Filter the listing and keep only the lines with the word "into".

(Supplied entries)
* * *
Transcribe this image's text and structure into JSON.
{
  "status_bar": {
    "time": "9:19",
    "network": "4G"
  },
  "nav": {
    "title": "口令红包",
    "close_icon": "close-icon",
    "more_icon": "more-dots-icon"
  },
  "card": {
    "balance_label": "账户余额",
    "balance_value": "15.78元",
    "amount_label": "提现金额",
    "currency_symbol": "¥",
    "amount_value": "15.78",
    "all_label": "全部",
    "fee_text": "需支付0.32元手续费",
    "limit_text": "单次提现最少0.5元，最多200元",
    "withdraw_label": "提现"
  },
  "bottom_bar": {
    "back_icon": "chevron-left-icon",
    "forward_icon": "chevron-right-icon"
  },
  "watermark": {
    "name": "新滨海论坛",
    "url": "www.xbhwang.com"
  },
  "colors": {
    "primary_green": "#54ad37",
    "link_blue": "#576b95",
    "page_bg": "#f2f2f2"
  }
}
* * *
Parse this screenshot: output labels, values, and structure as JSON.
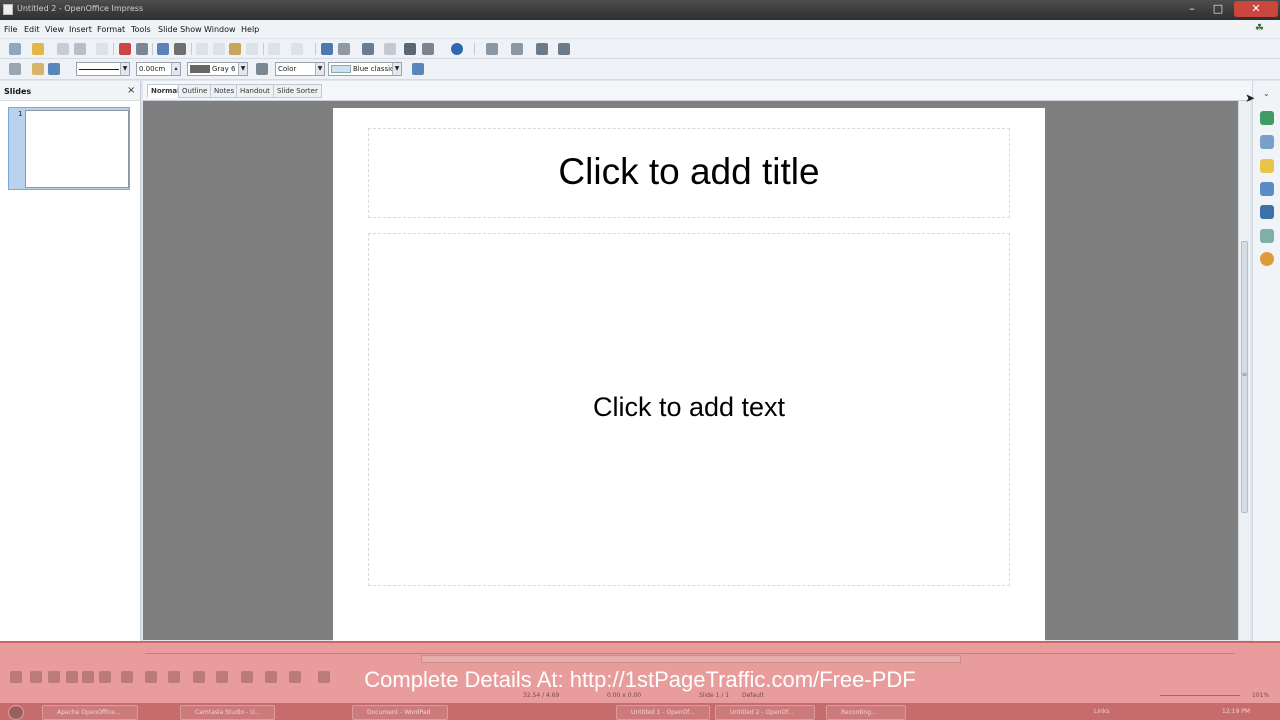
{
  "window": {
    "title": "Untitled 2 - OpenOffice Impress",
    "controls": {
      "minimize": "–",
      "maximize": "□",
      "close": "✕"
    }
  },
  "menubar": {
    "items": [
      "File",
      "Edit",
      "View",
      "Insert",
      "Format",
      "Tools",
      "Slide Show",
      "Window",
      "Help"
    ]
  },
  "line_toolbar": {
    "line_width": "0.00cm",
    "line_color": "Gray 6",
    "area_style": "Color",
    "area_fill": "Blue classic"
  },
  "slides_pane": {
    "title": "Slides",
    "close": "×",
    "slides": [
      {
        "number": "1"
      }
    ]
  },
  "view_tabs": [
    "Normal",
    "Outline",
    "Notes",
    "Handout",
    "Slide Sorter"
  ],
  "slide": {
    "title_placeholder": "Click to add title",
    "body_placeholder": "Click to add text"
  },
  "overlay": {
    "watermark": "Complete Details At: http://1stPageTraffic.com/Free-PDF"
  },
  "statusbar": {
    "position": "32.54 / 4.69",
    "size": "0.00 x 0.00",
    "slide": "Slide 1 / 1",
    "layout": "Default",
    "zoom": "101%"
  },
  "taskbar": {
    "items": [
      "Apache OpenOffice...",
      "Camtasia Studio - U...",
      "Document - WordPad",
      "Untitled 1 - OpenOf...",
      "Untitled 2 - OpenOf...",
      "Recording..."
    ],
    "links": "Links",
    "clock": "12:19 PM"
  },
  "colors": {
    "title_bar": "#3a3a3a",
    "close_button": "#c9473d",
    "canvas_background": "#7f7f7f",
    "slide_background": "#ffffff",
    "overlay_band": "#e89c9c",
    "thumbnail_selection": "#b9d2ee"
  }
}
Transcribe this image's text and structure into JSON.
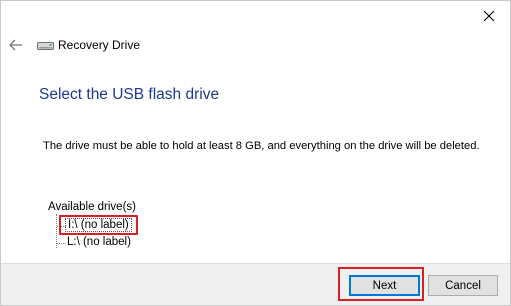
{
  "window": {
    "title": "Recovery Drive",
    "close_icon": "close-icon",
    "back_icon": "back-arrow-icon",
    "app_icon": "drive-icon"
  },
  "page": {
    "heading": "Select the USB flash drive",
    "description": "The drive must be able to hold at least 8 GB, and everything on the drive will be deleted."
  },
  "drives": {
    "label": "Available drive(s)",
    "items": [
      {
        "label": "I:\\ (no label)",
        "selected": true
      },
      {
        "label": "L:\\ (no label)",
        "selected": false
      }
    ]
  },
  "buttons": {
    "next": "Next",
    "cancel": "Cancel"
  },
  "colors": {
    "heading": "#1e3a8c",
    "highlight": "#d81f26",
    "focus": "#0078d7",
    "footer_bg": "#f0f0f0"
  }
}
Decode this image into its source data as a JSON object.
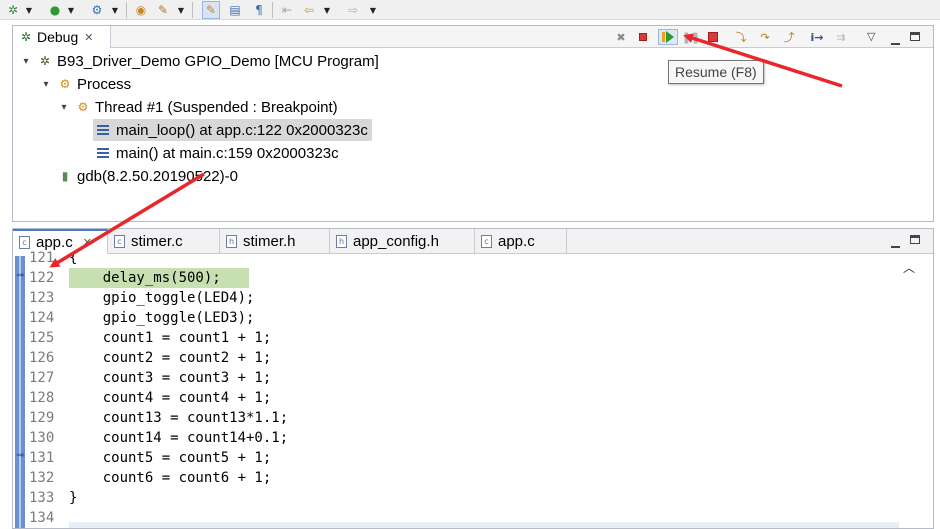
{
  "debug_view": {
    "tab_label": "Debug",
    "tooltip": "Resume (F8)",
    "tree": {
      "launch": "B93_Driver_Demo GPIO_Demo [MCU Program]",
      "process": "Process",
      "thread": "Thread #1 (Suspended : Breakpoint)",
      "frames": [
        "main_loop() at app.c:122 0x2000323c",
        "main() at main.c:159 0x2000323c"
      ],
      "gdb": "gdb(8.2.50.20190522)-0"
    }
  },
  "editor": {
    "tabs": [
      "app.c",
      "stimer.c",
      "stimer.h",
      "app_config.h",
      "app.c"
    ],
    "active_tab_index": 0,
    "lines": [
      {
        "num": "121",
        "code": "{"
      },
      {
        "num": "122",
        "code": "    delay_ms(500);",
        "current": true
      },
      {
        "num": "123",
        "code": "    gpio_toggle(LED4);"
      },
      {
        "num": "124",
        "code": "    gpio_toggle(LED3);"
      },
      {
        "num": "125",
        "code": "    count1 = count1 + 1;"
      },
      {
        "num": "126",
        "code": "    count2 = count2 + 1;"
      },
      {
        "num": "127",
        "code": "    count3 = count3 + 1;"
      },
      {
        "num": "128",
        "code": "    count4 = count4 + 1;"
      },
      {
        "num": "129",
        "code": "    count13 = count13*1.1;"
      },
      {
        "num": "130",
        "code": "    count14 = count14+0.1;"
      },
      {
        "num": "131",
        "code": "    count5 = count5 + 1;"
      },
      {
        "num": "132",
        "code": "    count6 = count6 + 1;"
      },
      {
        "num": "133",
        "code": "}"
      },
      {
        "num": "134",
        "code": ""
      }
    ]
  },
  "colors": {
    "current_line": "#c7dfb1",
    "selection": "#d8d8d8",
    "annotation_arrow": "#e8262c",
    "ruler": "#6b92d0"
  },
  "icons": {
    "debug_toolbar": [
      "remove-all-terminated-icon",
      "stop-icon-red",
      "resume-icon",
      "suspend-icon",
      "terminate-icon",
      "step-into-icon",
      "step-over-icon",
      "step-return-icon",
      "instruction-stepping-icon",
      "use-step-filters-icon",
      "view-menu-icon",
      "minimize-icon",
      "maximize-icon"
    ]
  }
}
* * *
(Written solution)
Transcribe this image's text and structure into JSON.
Transcribe this image's text and structure into JSON.
Decode this image into its source data as a JSON object.
      "step-into-icon",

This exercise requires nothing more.